Print all of the data exactly.
+===+
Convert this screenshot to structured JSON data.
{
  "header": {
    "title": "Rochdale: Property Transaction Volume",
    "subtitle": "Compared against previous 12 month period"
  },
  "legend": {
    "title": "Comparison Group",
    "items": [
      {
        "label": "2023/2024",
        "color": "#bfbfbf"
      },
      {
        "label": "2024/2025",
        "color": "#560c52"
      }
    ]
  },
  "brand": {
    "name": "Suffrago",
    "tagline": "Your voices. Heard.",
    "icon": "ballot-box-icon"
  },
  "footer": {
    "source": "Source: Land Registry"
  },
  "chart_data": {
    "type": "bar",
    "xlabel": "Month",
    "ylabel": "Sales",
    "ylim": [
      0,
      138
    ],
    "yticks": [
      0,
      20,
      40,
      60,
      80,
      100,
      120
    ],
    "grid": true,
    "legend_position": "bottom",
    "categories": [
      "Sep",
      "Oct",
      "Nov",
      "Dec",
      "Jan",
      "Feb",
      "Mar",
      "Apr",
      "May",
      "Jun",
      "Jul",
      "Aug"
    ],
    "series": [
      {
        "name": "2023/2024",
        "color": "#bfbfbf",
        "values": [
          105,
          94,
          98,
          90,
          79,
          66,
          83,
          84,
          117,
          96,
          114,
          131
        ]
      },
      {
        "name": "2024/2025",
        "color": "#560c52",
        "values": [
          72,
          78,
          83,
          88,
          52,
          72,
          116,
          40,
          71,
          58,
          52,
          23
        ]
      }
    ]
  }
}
+===+
* Exercise response *
Convert this screenshot to structured JSON data.
{
  "header": {
    "title": "Rochdale: Property Transaction Volume",
    "subtitle": "Compared against previous 12 month period"
  },
  "legend": {
    "title": "Comparison Group",
    "items": [
      {
        "label": "2023/2024",
        "color": "#bfbfbf"
      },
      {
        "label": "2024/2025",
        "color": "#560c52"
      }
    ]
  },
  "brand": {
    "name": "Suffrago",
    "tagline": "Your voices. Heard.",
    "icon": "ballot-box-icon"
  },
  "footer": {
    "source": "Source: Land Registry"
  },
  "chart_data": {
    "type": "bar",
    "xlabel": "Month",
    "ylabel": "Sales",
    "ylim": [
      0,
      138
    ],
    "yticks": [
      0,
      20,
      40,
      60,
      80,
      100,
      120
    ],
    "grid": true,
    "legend_position": "bottom",
    "categories": [
      "Sep",
      "Oct",
      "Nov",
      "Dec",
      "Jan",
      "Feb",
      "Mar",
      "Apr",
      "May",
      "Jun",
      "Jul",
      "Aug"
    ],
    "series": [
      {
        "name": "2023/2024",
        "color": "#bfbfbf",
        "values": [
          105,
          94,
          98,
          90,
          79,
          66,
          83,
          84,
          117,
          96,
          114,
          131
        ]
      },
      {
        "name": "2024/2025",
        "color": "#560c52",
        "values": [
          72,
          78,
          83,
          88,
          52,
          72,
          116,
          40,
          71,
          58,
          52,
          23
        ]
      }
    ]
  }
}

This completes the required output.